Element placement data:

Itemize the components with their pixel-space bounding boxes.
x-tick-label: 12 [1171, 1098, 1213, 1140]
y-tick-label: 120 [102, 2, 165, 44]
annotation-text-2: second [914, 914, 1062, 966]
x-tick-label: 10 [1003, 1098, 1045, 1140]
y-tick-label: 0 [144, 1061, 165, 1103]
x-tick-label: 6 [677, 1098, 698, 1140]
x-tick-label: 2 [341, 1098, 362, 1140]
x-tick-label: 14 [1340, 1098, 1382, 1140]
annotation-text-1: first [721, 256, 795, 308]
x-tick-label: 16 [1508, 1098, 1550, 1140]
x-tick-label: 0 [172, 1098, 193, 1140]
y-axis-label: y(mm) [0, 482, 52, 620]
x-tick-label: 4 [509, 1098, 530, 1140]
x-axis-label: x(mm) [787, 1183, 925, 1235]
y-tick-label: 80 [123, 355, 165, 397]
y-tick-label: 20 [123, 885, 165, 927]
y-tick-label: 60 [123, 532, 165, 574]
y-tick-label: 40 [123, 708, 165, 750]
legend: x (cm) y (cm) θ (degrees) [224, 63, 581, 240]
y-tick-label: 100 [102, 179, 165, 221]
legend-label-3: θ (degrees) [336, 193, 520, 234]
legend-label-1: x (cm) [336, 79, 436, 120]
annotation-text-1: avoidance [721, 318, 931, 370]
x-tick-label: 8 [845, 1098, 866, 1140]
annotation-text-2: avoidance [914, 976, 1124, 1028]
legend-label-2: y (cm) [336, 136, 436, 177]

**WHAT THE TASK ASKS:**
Retype every line of the entries above without any change.

**SOLUTION FOR THIS TASK:**
Itemize the components with their pixel-space bounding boxes.
x-tick-label: 12 [1171, 1098, 1213, 1140]
y-tick-label: 120 [102, 2, 165, 44]
annotation-text-2: second [914, 914, 1062, 966]
x-tick-label: 10 [1003, 1098, 1045, 1140]
y-tick-label: 0 [144, 1061, 165, 1103]
x-tick-label: 6 [677, 1098, 698, 1140]
x-tick-label: 2 [341, 1098, 362, 1140]
x-tick-label: 14 [1340, 1098, 1382, 1140]
annotation-text-1: first [721, 256, 795, 308]
x-tick-label: 16 [1508, 1098, 1550, 1140]
x-tick-label: 0 [172, 1098, 193, 1140]
y-axis-label: y(mm) [0, 482, 52, 620]
x-tick-label: 4 [509, 1098, 530, 1140]
x-axis-label: x(mm) [787, 1183, 925, 1235]
y-tick-label: 80 [123, 355, 165, 397]
y-tick-label: 20 [123, 885, 165, 927]
y-tick-label: 60 [123, 532, 165, 574]
y-tick-label: 40 [123, 708, 165, 750]
legend: x (cm) y (cm) θ (degrees) [224, 63, 581, 240]
y-tick-label: 100 [102, 179, 165, 221]
legend-label-3: θ (degrees) [336, 193, 520, 234]
legend-label-1: x (cm) [336, 79, 436, 120]
annotation-text-1: avoidance [721, 318, 931, 370]
x-tick-label: 8 [845, 1098, 866, 1140]
annotation-text-2: avoidance [914, 976, 1124, 1028]
legend-label-2: y (cm) [336, 136, 436, 177]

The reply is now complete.